### YOUR INSTRUCTIONS
Copy every entry exactly as given, minus the images.

### Dataset entries on figures
========================

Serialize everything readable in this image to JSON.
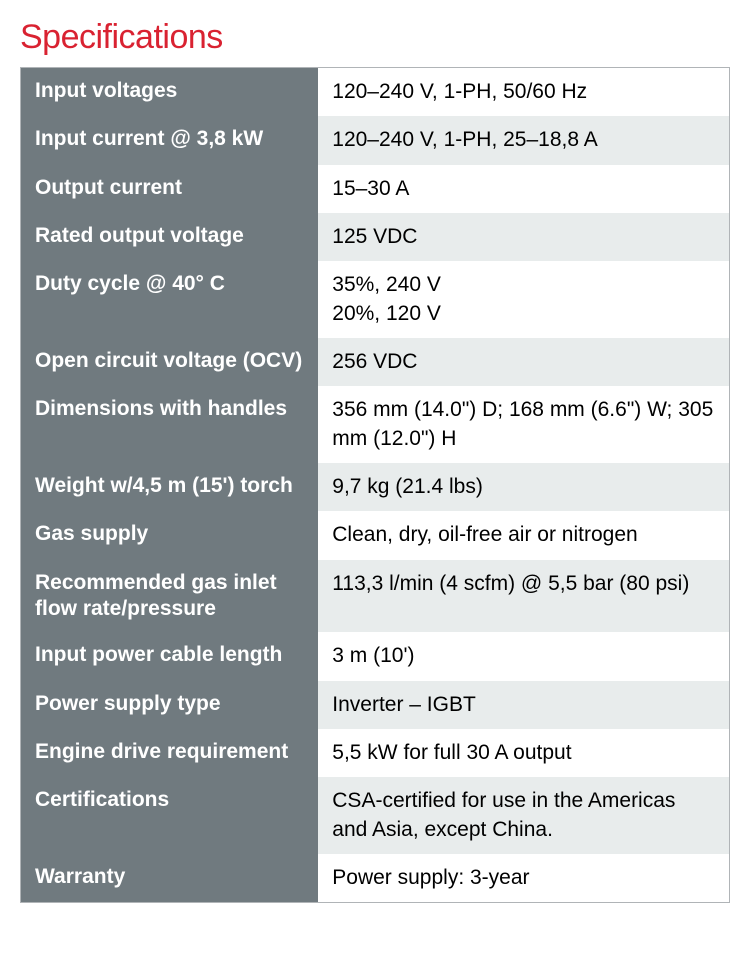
{
  "title": "Specifications",
  "colors": {
    "title": "#d92231",
    "label_bg": "#707a7f",
    "label_text": "#ffffff",
    "value_text": "#000000",
    "row_odd_bg": "#ffffff",
    "row_even_bg": "#e8ecec",
    "border": "#b0b4b7"
  },
  "typography": {
    "title_fontsize": 34,
    "cell_fontsize": 21,
    "label_fontweight": 700
  },
  "layout": {
    "label_col_width_pct": 42,
    "value_col_width_pct": 58
  },
  "rows": [
    {
      "label": "Input voltages",
      "value": "120–240 V, 1-PH, 50/60 Hz"
    },
    {
      "label": "Input current @ 3,8 kW",
      "value": "120–240 V, 1-PH, 25–18,8 A"
    },
    {
      "label": "Output current",
      "value": "15–30 A"
    },
    {
      "label": "Rated output voltage",
      "value": "125 VDC"
    },
    {
      "label": "Duty cycle @ 40° C",
      "value": "35%, 240 V\n20%, 120 V"
    },
    {
      "label": "Open circuit voltage (OCV)",
      "value": "256 VDC"
    },
    {
      "label": "Dimensions with handles",
      "value": "356 mm (14.0\") D; 168 mm (6.6\") W; 305 mm (12.0\") H"
    },
    {
      "label": "Weight w/4,5 m (15') torch",
      "value": "9,7 kg (21.4 lbs)"
    },
    {
      "label": "Gas supply",
      "value": "Clean, dry, oil-free air or nitrogen"
    },
    {
      "label": "Recommended gas inlet flow rate/pressure",
      "value": "113,3 l/min (4 scfm) @ 5,5 bar (80 psi)"
    },
    {
      "label": "Input power cable length",
      "value": "3 m (10')"
    },
    {
      "label": "Power supply type",
      "value": "Inverter – IGBT"
    },
    {
      "label": "Engine drive requirement",
      "value": "5,5 kW for full 30 A output"
    },
    {
      "label": "Certifications",
      "value": "CSA-certified for use in the Americas and Asia, except China."
    },
    {
      "label": "Warranty",
      "value": "Power supply: 3-year"
    }
  ]
}
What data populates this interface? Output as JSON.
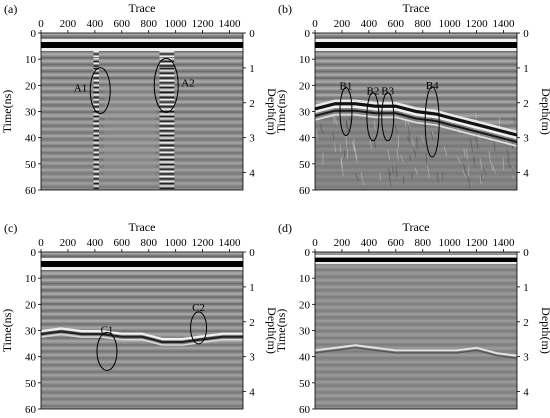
{
  "chart_data": [
    {
      "type": "heatmap",
      "panel_label": "(a)",
      "xlabel": "Trace",
      "ylabel_left": "Time(ns)",
      "ylabel_right": "Depth(m)",
      "xlim": [
        0,
        1500
      ],
      "ylim": [
        0,
        60
      ],
      "x_ticks": [
        "0",
        "200",
        "400",
        "600",
        "800",
        "1000",
        "1200",
        "1400"
      ],
      "y_ticks": [
        "0",
        "10",
        "20",
        "30",
        "40",
        "50",
        "60"
      ],
      "depth_ticks": [
        "0",
        "1",
        "2",
        "3",
        "4"
      ],
      "annotations": [
        {
          "label": "A1",
          "trace": 440,
          "time": 22
        },
        {
          "label": "A2",
          "trace": 930,
          "time": 20
        }
      ]
    },
    {
      "type": "heatmap",
      "panel_label": "(b)",
      "xlabel": "Trace",
      "ylabel_left": "Time(ns)",
      "ylabel_right": "Depth(m)",
      "xlim": [
        0,
        1500
      ],
      "ylim": [
        0,
        60
      ],
      "x_ticks": [
        "0",
        "200",
        "400",
        "600",
        "800",
        "1000",
        "1200",
        "1400"
      ],
      "y_ticks": [
        "0",
        "10",
        "20",
        "30",
        "40",
        "50",
        "60"
      ],
      "depth_ticks": [
        "0",
        "1",
        "2",
        "3",
        "4"
      ],
      "annotations": [
        {
          "label": "B1",
          "trace": 230,
          "time": 30
        },
        {
          "label": "B2",
          "trace": 430,
          "time": 32
        },
        {
          "label": "B3",
          "trace": 540,
          "time": 32
        },
        {
          "label": "B4",
          "trace": 870,
          "time": 34
        }
      ]
    },
    {
      "type": "heatmap",
      "panel_label": "(c)",
      "xlabel": "Trace",
      "ylabel_left": "Time(ns)",
      "ylabel_right": "Depth(m)",
      "xlim": [
        0,
        1500
      ],
      "ylim": [
        0,
        60
      ],
      "x_ticks": [
        "0",
        "200",
        "400",
        "600",
        "800",
        "1000",
        "1200",
        "1400"
      ],
      "y_ticks": [
        "0",
        "10",
        "20",
        "30",
        "40",
        "50",
        "60"
      ],
      "depth_ticks": [
        "0",
        "1",
        "2",
        "3",
        "4"
      ],
      "annotations": [
        {
          "label": "C1",
          "trace": 490,
          "time": 38
        },
        {
          "label": "C2",
          "trace": 1170,
          "time": 29
        }
      ]
    },
    {
      "type": "heatmap",
      "panel_label": "(d)",
      "xlabel": "Trace",
      "ylabel_left": "Time(ns)",
      "ylabel_right": "Depth(m)",
      "xlim": [
        0,
        1500
      ],
      "ylim": [
        0,
        60
      ],
      "x_ticks": [
        "0",
        "200",
        "400",
        "600",
        "800",
        "1000",
        "1200",
        "1400"
      ],
      "y_ticks": [
        "0",
        "10",
        "20",
        "30",
        "40",
        "50",
        "60"
      ],
      "depth_ticks": [
        "0",
        "1",
        "2",
        "3",
        "4"
      ],
      "annotations": []
    }
  ]
}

========================

### THE OUTPUT
Serialize everything readable in this image to JSON.
{
  "title": "Specifications",
  "colors": {
    "title": "#d92231",
    "label_bg": "#707a7f",
    "label_text": "#ffffff",
    "value_text": "#000000",
    "row_odd_bg": "#ffffff",
    "row_even_bg": "#e8ecec",
    "border": "#b0b4b7"
  },
  "typography": {
    "title_fontsize": 34,
    "cell_fontsize": 21,
    "label_fontweight": 700
  },
  "layout": {
    "label_col_width_pct": 42,
    "value_col_width_pct": 58
  },
  "rows": [
    {
      "label": "Input voltages",
      "value": "120–240 V, 1-PH, 50/60 Hz"
    },
    {
      "label": "Input current @ 3,8 kW",
      "value": "120–240 V, 1-PH, 25–18,8 A"
    },
    {
      "label": "Output current",
      "value": "15–30 A"
    },
    {
      "label": "Rated output voltage",
      "value": "125 VDC"
    },
    {
      "label": "Duty cycle @ 40° C",
      "value": "35%, 240 V\n20%, 120 V"
    },
    {
      "label": "Open circuit voltage (OCV)",
      "value": "256 VDC"
    },
    {
      "label": "Dimensions with handles",
      "value": "356 mm (14.0\") D; 168 mm (6.6\") W; 305 mm (12.0\") H"
    },
    {
      "label": "Weight w/4,5 m (15') torch",
      "value": "9,7 kg (21.4 lbs)"
    },
    {
      "label": "Gas supply",
      "value": "Clean, dry, oil-free air or nitrogen"
    },
    {
      "label": "Recommended gas inlet flow rate/pressure",
      "value": "113,3 l/min (4 scfm) @ 5,5 bar (80 psi)"
    },
    {
      "label": "Input power cable length",
      "value": "3 m (10')"
    },
    {
      "label": "Power supply type",
      "value": "Inverter – IGBT"
    },
    {
      "label": "Engine drive requirement",
      "value": "5,5 kW for full 30 A output"
    },
    {
      "label": "Certifications",
      "value": "CSA-certified for use in the Americas and Asia, except China."
    },
    {
      "label": "Warranty",
      "value": "Power supply: 3-year"
    }
  ]
}
What data populates this interface? Output as JSON.
{
  "chart_data": [
    {
      "type": "heatmap",
      "panel_label": "(a)",
      "xlabel": "Trace",
      "ylabel_left": "Time(ns)",
      "ylabel_right": "Depth(m)",
      "xlim": [
        0,
        1500
      ],
      "ylim": [
        0,
        60
      ],
      "x_ticks": [
        "0",
        "200",
        "400",
        "600",
        "800",
        "1000",
        "1200",
        "1400"
      ],
      "y_ticks": [
        "0",
        "10",
        "20",
        "30",
        "40",
        "50",
        "60"
      ],
      "depth_ticks": [
        "0",
        "1",
        "2",
        "3",
        "4"
      ],
      "annotations": [
        {
          "label": "A1",
          "trace": 440,
          "time": 22
        },
        {
          "label": "A2",
          "trace": 930,
          "time": 20
        }
      ]
    },
    {
      "type": "heatmap",
      "panel_label": "(b)",
      "xlabel": "Trace",
      "ylabel_left": "Time(ns)",
      "ylabel_right": "Depth(m)",
      "xlim": [
        0,
        1500
      ],
      "ylim": [
        0,
        60
      ],
      "x_ticks": [
        "0",
        "200",
        "400",
        "600",
        "800",
        "1000",
        "1200",
        "1400"
      ],
      "y_ticks": [
        "0",
        "10",
        "20",
        "30",
        "40",
        "50",
        "60"
      ],
      "depth_ticks": [
        "0",
        "1",
        "2",
        "3",
        "4"
      ],
      "annotations": [
        {
          "label": "B1",
          "trace": 230,
          "time": 30
        },
        {
          "label": "B2",
          "trace": 430,
          "time": 32
        },
        {
          "label": "B3",
          "trace": 540,
          "time": 32
        },
        {
          "label": "B4",
          "trace": 870,
          "time": 34
        }
      ]
    },
    {
      "type": "heatmap",
      "panel_label": "(c)",
      "xlabel": "Trace",
      "ylabel_left": "Time(ns)",
      "ylabel_right": "Depth(m)",
      "xlim": [
        0,
        1500
      ],
      "ylim": [
        0,
        60
      ],
      "x_ticks": [
        "0",
        "200",
        "400",
        "600",
        "800",
        "1000",
        "1200",
        "1400"
      ],
      "y_ticks": [
        "0",
        "10",
        "20",
        "30",
        "40",
        "50",
        "60"
      ],
      "depth_ticks": [
        "0",
        "1",
        "2",
        "3",
        "4"
      ],
      "annotations": [
        {
          "label": "C1",
          "trace": 490,
          "time": 38
        },
        {
          "label": "C2",
          "trace": 1170,
          "time": 29
        }
      ]
    },
    {
      "type": "heatmap",
      "panel_label": "(d)",
      "xlabel": "Trace",
      "ylabel_left": "Time(ns)",
      "ylabel_right": "Depth(m)",
      "xlim": [
        0,
        1500
      ],
      "ylim": [
        0,
        60
      ],
      "x_ticks": [
        "0",
        "200",
        "400",
        "600",
        "800",
        "1000",
        "1200",
        "1400"
      ],
      "y_ticks": [
        "0",
        "10",
        "20",
        "30",
        "40",
        "50",
        "60"
      ],
      "depth_ticks": [
        "0",
        "1",
        "2",
        "3",
        "4"
      ],
      "annotations": []
    }
  ]
}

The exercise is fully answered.